● EXCERPTED DATA:

▼▼▼

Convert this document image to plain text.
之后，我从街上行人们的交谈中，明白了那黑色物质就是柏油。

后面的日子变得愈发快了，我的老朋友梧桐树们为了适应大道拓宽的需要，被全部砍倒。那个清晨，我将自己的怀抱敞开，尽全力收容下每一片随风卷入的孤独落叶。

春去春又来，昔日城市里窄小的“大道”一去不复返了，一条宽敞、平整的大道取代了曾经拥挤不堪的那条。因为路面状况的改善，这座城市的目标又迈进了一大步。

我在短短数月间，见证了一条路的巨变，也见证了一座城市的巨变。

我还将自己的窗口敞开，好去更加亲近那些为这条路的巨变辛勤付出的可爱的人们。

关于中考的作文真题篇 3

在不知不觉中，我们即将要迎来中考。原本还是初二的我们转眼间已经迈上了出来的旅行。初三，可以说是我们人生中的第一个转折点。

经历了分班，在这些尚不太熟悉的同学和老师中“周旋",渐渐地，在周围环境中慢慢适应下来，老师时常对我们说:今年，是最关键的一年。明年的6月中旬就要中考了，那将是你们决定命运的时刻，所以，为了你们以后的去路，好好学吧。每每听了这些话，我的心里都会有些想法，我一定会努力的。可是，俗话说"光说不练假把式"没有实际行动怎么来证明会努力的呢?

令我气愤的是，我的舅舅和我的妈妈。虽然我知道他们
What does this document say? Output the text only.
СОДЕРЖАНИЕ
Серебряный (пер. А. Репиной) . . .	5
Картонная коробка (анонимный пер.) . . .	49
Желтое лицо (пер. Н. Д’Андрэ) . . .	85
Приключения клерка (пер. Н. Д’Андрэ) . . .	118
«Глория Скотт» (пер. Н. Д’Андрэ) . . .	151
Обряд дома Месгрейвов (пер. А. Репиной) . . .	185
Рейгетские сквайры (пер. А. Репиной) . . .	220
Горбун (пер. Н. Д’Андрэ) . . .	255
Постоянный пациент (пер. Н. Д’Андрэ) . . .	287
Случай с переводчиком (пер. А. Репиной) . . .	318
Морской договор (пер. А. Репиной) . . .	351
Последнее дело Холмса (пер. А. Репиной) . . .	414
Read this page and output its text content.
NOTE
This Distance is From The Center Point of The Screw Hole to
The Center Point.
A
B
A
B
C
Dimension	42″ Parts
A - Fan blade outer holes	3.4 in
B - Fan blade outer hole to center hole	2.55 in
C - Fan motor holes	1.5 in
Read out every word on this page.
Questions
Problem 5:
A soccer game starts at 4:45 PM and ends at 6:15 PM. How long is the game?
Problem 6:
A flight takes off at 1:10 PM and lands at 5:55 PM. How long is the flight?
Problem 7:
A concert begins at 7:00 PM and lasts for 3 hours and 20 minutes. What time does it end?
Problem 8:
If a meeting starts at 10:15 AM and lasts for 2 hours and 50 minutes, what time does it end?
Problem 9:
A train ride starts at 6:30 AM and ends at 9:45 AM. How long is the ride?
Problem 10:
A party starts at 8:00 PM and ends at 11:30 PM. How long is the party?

▲▲▲

Please quote the data above in full, with no line missing.

Convert this document image to plain text.
之后，我从街上行人们的交谈中，明白了那黑色物质就是柏油。

后面的日子变得愈发快了，我的老朋友梧桐树们为了适应大道拓宽的需要，被全部砍倒。那个清晨，我将自己的怀抱敞开，尽全力收容下每一片随风卷入的孤独落叶。

春去春又来，昔日城市里窄小的“大道”一去不复返了，一条宽敞、平整的大道取代了曾经拥挤不堪的那条。因为路面状况的改善，这座城市的目标又迈进了一大步。

我在短短数月间，见证了一条路的巨变，也见证了一座城市的巨变。

我还将自己的窗口敞开，好去更加亲近那些为这条路的巨变辛勤付出的可爱的人们。

关于中考的作文真题篇 3

在不知不觉中，我们即将要迎来中考。原本还是初二的我们转眼间已经迈上了出来的旅行。初三，可以说是我们人生中的第一个转折点。

经历了分班，在这些尚不太熟悉的同学和老师中“周旋",渐渐地，在周围环境中慢慢适应下来，老师时常对我们说:今年，是最关键的一年。明年的6月中旬就要中考了，那将是你们决定命运的时刻，所以，为了你们以后的去路，好好学吧。每每听了这些话，我的心里都会有些想法，我一定会努力的。可是，俗话说"光说不练假把式"没有实际行动怎么来证明会努力的呢?

令我气愤的是，我的舅舅和我的妈妈。虽然我知道他们
What does this document say? Output the text only.
СОДЕРЖАНИЕ
Серебряный (пер. А. Репиной) . . .	5
Картонная коробка (анонимный пер.) . . .	49
Желтое лицо (пер. Н. Д’Андрэ) . . .	85
Приключения клерка (пер. Н. Д’Андрэ) . . .	118
«Глория Скотт» (пер. Н. Д’Андрэ) . . .	151
Обряд дома Месгрейвов (пер. А. Репиной) . . .	185
Рейгетские сквайры (пер. А. Репиной) . . .	220
Горбун (пер. Н. Д’Андрэ) . . .	255
Постоянный пациент (пер. Н. Д’Андрэ) . . .	287
Случай с переводчиком (пер. А. Репиной) . . .	318
Морской договор (пер. А. Репиной) . . .	351
Последнее дело Холмса (пер. А. Репиной) . . .	414
Read this page and output its text content.
NOTE
This Distance is From The Center Point of The Screw Hole to
The Center Point.
A
B
A
B
C
Dimension	42″ Parts
A - Fan blade outer holes	3.4 in
B - Fan blade outer hole to center hole	2.55 in
C - Fan motor holes	1.5 in
Read out every word on this page.
Questions
Problem 5:
A soccer game starts at 4:45 PM and ends at 6:15 PM. How long is the game?
Problem 6:
A flight takes off at 1:10 PM and lands at 5:55 PM. How long is the flight?
Problem 7:
A concert begins at 7:00 PM and lasts for 3 hours and 20 minutes. What time does it end?
Problem 8:
If a meeting starts at 10:15 AM and lasts for 2 hours and 50 minutes, what time does it end?
Problem 9:
A train ride starts at 6:30 AM and ends at 9:45 AM. How long is the ride?
Problem 10:
A party starts at 8:00 PM and ends at 11:30 PM. How long is the party?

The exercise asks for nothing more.